START INFORMATION PROVIDED
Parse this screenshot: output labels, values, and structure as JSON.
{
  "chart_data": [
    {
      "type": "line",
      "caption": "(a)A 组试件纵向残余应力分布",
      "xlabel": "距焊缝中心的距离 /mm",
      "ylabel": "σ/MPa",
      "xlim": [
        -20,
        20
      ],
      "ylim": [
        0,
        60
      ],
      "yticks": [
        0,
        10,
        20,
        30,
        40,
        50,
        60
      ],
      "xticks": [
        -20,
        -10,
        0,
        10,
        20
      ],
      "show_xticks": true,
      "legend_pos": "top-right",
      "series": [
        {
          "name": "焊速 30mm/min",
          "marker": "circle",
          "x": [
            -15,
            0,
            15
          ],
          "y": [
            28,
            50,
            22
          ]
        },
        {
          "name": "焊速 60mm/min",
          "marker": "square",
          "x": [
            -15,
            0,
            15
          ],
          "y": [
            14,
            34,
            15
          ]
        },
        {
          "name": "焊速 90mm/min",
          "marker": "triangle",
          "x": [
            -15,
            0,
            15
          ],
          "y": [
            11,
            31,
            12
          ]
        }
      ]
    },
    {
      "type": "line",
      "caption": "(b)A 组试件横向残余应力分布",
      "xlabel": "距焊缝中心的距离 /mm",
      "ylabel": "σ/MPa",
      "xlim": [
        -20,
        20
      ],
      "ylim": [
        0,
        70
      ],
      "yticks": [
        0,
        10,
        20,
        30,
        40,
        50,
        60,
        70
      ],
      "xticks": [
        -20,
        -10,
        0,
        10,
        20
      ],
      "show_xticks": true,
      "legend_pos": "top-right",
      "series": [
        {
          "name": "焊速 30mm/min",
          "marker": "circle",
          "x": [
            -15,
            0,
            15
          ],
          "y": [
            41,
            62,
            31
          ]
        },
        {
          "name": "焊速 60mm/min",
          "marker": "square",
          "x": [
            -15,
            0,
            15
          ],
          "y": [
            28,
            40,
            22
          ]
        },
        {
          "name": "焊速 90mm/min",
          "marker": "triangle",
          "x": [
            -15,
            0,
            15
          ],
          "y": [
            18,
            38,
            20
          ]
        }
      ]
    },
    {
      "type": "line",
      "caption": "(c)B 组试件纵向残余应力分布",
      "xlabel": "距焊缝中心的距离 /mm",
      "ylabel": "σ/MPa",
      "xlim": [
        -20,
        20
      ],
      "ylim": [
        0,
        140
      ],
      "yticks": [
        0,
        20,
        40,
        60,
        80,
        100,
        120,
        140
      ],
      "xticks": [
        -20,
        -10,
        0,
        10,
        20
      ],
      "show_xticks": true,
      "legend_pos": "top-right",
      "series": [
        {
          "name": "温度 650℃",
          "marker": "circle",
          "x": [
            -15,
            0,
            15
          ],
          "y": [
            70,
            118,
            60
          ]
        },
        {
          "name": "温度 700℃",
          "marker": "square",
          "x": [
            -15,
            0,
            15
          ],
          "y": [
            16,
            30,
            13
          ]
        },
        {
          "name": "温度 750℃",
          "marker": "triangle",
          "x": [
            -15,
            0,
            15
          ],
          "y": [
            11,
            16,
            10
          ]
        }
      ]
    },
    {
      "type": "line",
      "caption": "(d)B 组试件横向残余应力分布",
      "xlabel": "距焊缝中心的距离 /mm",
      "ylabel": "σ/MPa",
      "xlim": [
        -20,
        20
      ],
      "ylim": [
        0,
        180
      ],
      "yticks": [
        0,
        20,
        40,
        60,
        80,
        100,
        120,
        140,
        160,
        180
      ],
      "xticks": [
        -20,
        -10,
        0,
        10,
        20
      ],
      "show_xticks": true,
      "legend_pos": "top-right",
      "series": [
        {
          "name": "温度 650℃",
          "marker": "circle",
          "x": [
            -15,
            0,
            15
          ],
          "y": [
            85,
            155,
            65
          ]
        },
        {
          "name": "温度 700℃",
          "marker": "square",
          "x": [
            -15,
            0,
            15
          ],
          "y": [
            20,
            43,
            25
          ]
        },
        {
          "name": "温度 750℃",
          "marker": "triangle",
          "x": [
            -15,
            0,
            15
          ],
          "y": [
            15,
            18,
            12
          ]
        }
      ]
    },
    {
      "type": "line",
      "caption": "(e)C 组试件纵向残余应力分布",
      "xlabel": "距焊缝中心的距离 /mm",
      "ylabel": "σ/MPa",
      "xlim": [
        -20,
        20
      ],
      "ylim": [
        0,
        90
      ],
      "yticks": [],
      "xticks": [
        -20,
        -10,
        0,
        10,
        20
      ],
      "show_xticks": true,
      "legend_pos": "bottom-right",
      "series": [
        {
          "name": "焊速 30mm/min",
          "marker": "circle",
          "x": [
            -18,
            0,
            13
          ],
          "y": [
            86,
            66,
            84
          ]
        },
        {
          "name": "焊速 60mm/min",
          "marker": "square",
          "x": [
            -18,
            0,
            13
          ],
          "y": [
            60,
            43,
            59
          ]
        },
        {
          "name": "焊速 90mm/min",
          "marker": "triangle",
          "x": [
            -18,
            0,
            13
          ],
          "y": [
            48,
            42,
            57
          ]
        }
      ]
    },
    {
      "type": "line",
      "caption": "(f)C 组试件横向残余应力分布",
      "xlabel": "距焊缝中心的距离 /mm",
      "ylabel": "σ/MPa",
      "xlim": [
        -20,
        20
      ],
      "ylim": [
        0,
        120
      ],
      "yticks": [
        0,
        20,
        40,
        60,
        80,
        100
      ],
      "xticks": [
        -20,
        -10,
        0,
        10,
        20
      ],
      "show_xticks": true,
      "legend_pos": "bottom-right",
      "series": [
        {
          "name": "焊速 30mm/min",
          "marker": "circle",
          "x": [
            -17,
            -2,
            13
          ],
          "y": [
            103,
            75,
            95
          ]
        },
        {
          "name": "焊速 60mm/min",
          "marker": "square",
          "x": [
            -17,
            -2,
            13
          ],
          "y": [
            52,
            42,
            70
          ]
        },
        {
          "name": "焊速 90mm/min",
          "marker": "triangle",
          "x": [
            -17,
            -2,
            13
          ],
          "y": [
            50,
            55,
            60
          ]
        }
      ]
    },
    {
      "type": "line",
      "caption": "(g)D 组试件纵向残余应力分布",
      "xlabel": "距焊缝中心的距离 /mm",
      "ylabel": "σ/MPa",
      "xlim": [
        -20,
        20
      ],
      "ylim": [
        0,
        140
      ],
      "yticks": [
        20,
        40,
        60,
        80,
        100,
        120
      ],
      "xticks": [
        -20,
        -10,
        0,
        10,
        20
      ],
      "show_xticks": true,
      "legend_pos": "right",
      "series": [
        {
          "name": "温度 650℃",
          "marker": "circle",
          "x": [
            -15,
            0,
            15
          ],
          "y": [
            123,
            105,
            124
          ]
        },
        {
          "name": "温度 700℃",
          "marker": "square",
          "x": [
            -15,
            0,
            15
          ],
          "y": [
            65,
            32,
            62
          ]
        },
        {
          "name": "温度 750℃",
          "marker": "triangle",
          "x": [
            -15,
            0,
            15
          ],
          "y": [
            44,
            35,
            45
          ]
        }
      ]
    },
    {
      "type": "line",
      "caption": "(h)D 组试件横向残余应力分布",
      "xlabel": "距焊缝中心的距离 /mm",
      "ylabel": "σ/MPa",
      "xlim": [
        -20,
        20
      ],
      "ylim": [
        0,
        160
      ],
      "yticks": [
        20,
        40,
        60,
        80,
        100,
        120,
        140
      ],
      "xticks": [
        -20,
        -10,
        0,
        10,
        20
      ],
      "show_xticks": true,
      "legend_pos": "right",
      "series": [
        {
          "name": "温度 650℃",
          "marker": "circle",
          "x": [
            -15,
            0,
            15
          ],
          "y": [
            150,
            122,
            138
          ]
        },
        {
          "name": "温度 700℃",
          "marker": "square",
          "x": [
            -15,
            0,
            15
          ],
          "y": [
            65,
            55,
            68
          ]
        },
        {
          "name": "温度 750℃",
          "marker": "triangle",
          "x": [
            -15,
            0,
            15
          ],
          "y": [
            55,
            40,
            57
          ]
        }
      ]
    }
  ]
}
END INFORMATION PROVIDED
PROBLEM
Scan the lines for the string "组试件纵向残余应力分布". Copy out each line that matches.

OUTPUT OF THE EXERCISE
      "caption": "(a)A 组试件纵向残余应力分布",
      "caption": "(c)B 组试件纵向残余应力分布",
      "caption": "(e)C 组试件纵向残余应力分布",
      "caption": "(g)D 组试件纵向残余应力分布",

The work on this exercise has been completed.